**Extracted entries**:
□ □ □

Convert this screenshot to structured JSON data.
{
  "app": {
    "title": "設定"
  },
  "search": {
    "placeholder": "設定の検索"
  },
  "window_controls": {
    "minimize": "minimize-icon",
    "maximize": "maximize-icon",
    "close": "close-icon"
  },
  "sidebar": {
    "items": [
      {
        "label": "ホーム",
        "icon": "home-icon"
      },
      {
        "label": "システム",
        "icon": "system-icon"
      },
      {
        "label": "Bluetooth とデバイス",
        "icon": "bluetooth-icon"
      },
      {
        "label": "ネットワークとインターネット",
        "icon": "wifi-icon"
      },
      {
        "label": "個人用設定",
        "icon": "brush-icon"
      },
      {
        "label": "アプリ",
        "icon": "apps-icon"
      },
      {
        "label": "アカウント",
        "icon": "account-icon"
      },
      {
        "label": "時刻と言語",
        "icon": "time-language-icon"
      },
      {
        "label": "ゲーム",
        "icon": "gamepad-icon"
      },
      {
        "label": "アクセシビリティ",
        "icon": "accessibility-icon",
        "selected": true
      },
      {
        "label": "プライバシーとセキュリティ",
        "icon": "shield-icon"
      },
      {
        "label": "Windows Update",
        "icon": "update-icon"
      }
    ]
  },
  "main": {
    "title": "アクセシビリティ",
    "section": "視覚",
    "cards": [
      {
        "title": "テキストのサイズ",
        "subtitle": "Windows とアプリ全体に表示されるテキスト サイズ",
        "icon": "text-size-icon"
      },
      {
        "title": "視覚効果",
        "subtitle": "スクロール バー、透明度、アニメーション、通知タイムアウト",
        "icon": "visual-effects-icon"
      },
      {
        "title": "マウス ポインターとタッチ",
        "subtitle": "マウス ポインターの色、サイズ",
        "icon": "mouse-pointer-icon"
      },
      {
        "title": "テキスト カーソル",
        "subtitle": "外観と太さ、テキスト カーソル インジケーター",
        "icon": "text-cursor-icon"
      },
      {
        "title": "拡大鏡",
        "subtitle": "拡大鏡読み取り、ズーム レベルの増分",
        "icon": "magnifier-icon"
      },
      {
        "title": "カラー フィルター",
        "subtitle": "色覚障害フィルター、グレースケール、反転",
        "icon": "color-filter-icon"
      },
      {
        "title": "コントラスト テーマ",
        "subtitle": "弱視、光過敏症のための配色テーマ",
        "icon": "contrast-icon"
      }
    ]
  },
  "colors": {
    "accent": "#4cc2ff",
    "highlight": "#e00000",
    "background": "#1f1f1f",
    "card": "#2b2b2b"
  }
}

□ □ □

**What is expected**: Scan the material and collect every line that contains "label".

**Exercise response**:
        "label": "ホーム",
        "label": "システム",
        "label": "Bluetooth とデバイス",
        "label": "ネットワークとインターネット",
        "label": "個人用設定",
        "label": "アプリ",
        "label": "アカウント",
        "label": "時刻と言語",
        "label": "ゲーム",
        "label": "アクセシビリティ",
        "label": "プライバシーとセキュリティ",
        "label": "Windows Update",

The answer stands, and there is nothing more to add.